## Begin Material provided

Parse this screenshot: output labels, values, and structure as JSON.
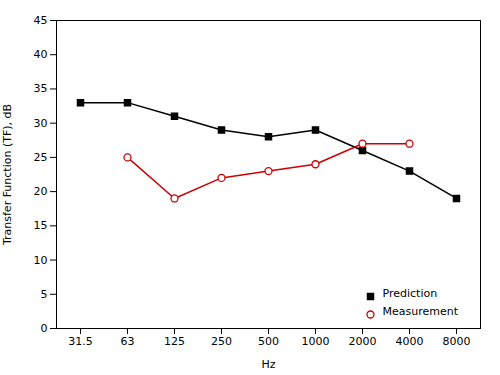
{
  "chart_data": {
    "type": "line",
    "xlabel": "Hz",
    "ylabel": "Transfer Function (TF), dB",
    "categories": [
      "31.5",
      "63",
      "125",
      "250",
      "500",
      "1000",
      "2000",
      "4000",
      "8000"
    ],
    "series": [
      {
        "name": "Prediction",
        "color": "#000000",
        "marker": "square",
        "values": [
          33.0,
          33.0,
          31.0,
          29.0,
          28.0,
          29.0,
          26.0,
          23.0,
          19.0
        ]
      },
      {
        "name": "Measurement",
        "color": "#cc0000",
        "marker": "circle",
        "values": [
          null,
          25.0,
          19.0,
          22.0,
          23.0,
          24.0,
          27.0,
          27.0,
          null
        ]
      }
    ],
    "ylim": [
      0,
      45
    ],
    "yticks": [
      0,
      5,
      10,
      15,
      20,
      25,
      30,
      35,
      40,
      45
    ],
    "legend": "lower right"
  }
}
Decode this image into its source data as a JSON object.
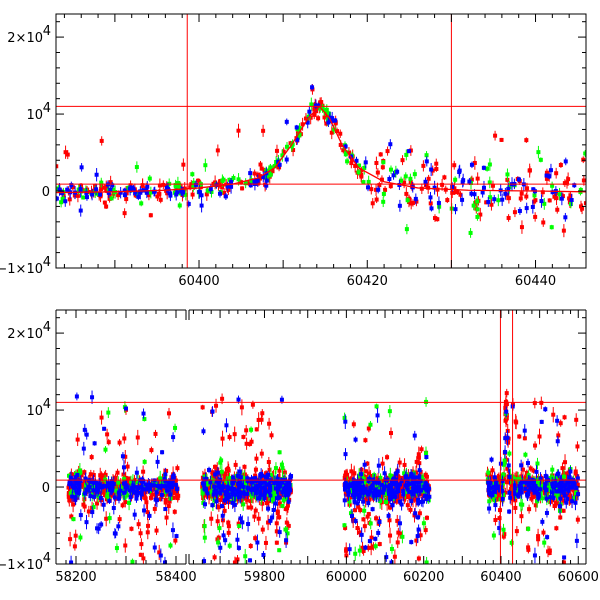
{
  "chart_data": [
    {
      "type": "scatter",
      "panel": "top",
      "title": "",
      "xlabel": "",
      "ylabel": "",
      "xlim": [
        60383,
        60446
      ],
      "ylim": [
        -10000,
        23000
      ],
      "xticks": [
        60400,
        60420,
        60440
      ],
      "xtick_labels": [
        "60400",
        "60420",
        "60440"
      ],
      "yticks": [
        -10000,
        0,
        10000,
        20000
      ],
      "ytick_labels": [
        {
          "m": "−1×10",
          "e": "4"
        },
        {
          "m": "0",
          "e": ""
        },
        {
          "m": "10",
          "e": "4"
        },
        {
          "m": "2×10",
          "e": "4"
        }
      ],
      "hlines": [
        900,
        11000
      ],
      "vlines": [
        60398.6,
        60430.0
      ],
      "model_curve": {
        "color": "#ff0000",
        "x": [
          60383,
          60390,
          60396,
          60400,
          60404,
          60407,
          60409,
          60411,
          60413,
          60414.3,
          60415.5,
          60417,
          60419,
          60422,
          60426,
          60432,
          60440,
          60446
        ],
        "y": [
          -200,
          -100,
          100,
          400,
          900,
          1700,
          3000,
          6000,
          9500,
          11000,
          9500,
          6000,
          3000,
          1200,
          400,
          100,
          0,
          -100
        ]
      },
      "series": [
        {
          "name": "",
          "color": "#ff0000",
          "n": 260,
          "seed": 11,
          "weight": 1.0
        },
        {
          "name": "",
          "color": "#00ff00",
          "n": 130,
          "seed": 23,
          "weight": 1.0
        },
        {
          "name": "",
          "color": "#0000ff",
          "n": 150,
          "seed": 37,
          "weight": 1.0
        }
      ]
    },
    {
      "type": "scatter",
      "panel": "bottom",
      "title": "",
      "xlabel": "",
      "ylabel": "",
      "xlim": [
        58160,
        60620
      ],
      "ylim": [
        -10000,
        23000
      ],
      "broken_axis": true,
      "xticks": [
        58200,
        58300,
        58400,
        59800,
        60000,
        60200,
        60400,
        60600
      ],
      "xtick_labels": [
        "58200",
        "",
        "58400",
        "59800",
        "60000",
        "60200",
        "60400",
        "60600"
      ],
      "yticks": [
        -10000,
        0,
        10000,
        20000
      ],
      "ytick_labels": [
        {
          "m": "−1×10",
          "e": "4"
        },
        {
          "m": "0",
          "e": ""
        },
        {
          "m": "10",
          "e": "4"
        },
        {
          "m": "2×10",
          "e": "4"
        }
      ],
      "hlines": [
        900,
        11000
      ],
      "vlines": [
        60398.6,
        60430.0
      ],
      "segments": [
        {
          "start": 58160,
          "end": 58420,
          "data_start": 58190,
          "data_end": 58400
        },
        {
          "start": 59660,
          "end": 59860,
          "data_start": 59650,
          "data_end": 59860
        },
        {
          "start": 59860,
          "end": 60620,
          "data_start": 59990,
          "data_end": 60220
        },
        {
          "start": 60300,
          "end": 60620,
          "data_start": 60360,
          "data_end": 60600
        }
      ],
      "series": [
        {
          "name": "",
          "color": "#ff0000",
          "n": 1400,
          "seed": 51
        },
        {
          "name": "",
          "color": "#00ff00",
          "n": 380,
          "seed": 63
        },
        {
          "name": "",
          "color": "#0000ff",
          "n": 700,
          "seed": 77
        }
      ]
    }
  ]
}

## End Material provided

Transcribe the material as is, with images omitted.

> _Answer in full_:
Parse this screenshot: output labels, values, and structure as JSON.
{
  "chart_data": {
    "type": "line",
    "xlabel": "Hz",
    "ylabel": "Transfer Function (TF), dB",
    "categories": [
      "31.5",
      "63",
      "125",
      "250",
      "500",
      "1000",
      "2000",
      "4000",
      "8000"
    ],
    "series": [
      {
        "name": "Prediction",
        "color": "#000000",
        "marker": "square",
        "values": [
          33.0,
          33.0,
          31.0,
          29.0,
          28.0,
          29.0,
          26.0,
          23.0,
          19.0
        ]
      },
      {
        "name": "Measurement",
        "color": "#cc0000",
        "marker": "circle",
        "values": [
          null,
          25.0,
          19.0,
          22.0,
          23.0,
          24.0,
          27.0,
          27.0,
          null
        ]
      }
    ],
    "ylim": [
      0,
      45
    ],
    "yticks": [
      0,
      5,
      10,
      15,
      20,
      25,
      30,
      35,
      40,
      45
    ],
    "legend": "lower right"
  }
}
Decode this image into its source data as a JSON object.
{
  "chart_data": [
    {
      "type": "scatter",
      "panel": "top",
      "title": "",
      "xlabel": "",
      "ylabel": "",
      "xlim": [
        60383,
        60446
      ],
      "ylim": [
        -10000,
        23000
      ],
      "xticks": [
        60400,
        60420,
        60440
      ],
      "xtick_labels": [
        "60400",
        "60420",
        "60440"
      ],
      "yticks": [
        -10000,
        0,
        10000,
        20000
      ],
      "ytick_labels": [
        {
          "m": "−1×10",
          "e": "4"
        },
        {
          "m": "0",
          "e": ""
        },
        {
          "m": "10",
          "e": "4"
        },
        {
          "m": "2×10",
          "e": "4"
        }
      ],
      "hlines": [
        900,
        11000
      ],
      "vlines": [
        60398.6,
        60430.0
      ],
      "model_curve": {
        "color": "#ff0000",
        "x": [
          60383,
          60390,
          60396,
          60400,
          60404,
          60407,
          60409,
          60411,
          60413,
          60414.3,
          60415.5,
          60417,
          60419,
          60422,
          60426,
          60432,
          60440,
          60446
        ],
        "y": [
          -200,
          -100,
          100,
          400,
          900,
          1700,
          3000,
          6000,
          9500,
          11000,
          9500,
          6000,
          3000,
          1200,
          400,
          100,
          0,
          -100
        ]
      },
      "series": [
        {
          "name": "",
          "color": "#ff0000",
          "n": 260,
          "seed": 11,
          "weight": 1.0
        },
        {
          "name": "",
          "color": "#00ff00",
          "n": 130,
          "seed": 23,
          "weight": 1.0
        },
        {
          "name": "",
          "color": "#0000ff",
          "n": 150,
          "seed": 37,
          "weight": 1.0
        }
      ]
    },
    {
      "type": "scatter",
      "panel": "bottom",
      "title": "",
      "xlabel": "",
      "ylabel": "",
      "xlim": [
        58160,
        60620
      ],
      "ylim": [
        -10000,
        23000
      ],
      "broken_axis": true,
      "xticks": [
        58200,
        58300,
        58400,
        59800,
        60000,
        60200,
        60400,
        60600
      ],
      "xtick_labels": [
        "58200",
        "",
        "58400",
        "59800",
        "60000",
        "60200",
        "60400",
        "60600"
      ],
      "yticks": [
        -10000,
        0,
        10000,
        20000
      ],
      "ytick_labels": [
        {
          "m": "−1×10",
          "e": "4"
        },
        {
          "m": "0",
          "e": ""
        },
        {
          "m": "10",
          "e": "4"
        },
        {
          "m": "2×10",
          "e": "4"
        }
      ],
      "hlines": [
        900,
        11000
      ],
      "vlines": [
        60398.6,
        60430.0
      ],
      "segments": [
        {
          "start": 58160,
          "end": 58420,
          "data_start": 58190,
          "data_end": 58400
        },
        {
          "start": 59660,
          "end": 59860,
          "data_start": 59650,
          "data_end": 59860
        },
        {
          "start": 59860,
          "end": 60620,
          "data_start": 59990,
          "data_end": 60220
        },
        {
          "start": 60300,
          "end": 60620,
          "data_start": 60360,
          "data_end": 60600
        }
      ],
      "series": [
        {
          "name": "",
          "color": "#ff0000",
          "n": 1400,
          "seed": 51
        },
        {
          "name": "",
          "color": "#00ff00",
          "n": 380,
          "seed": 63
        },
        {
          "name": "",
          "color": "#0000ff",
          "n": 700,
          "seed": 77
        }
      ]
    }
  ]
}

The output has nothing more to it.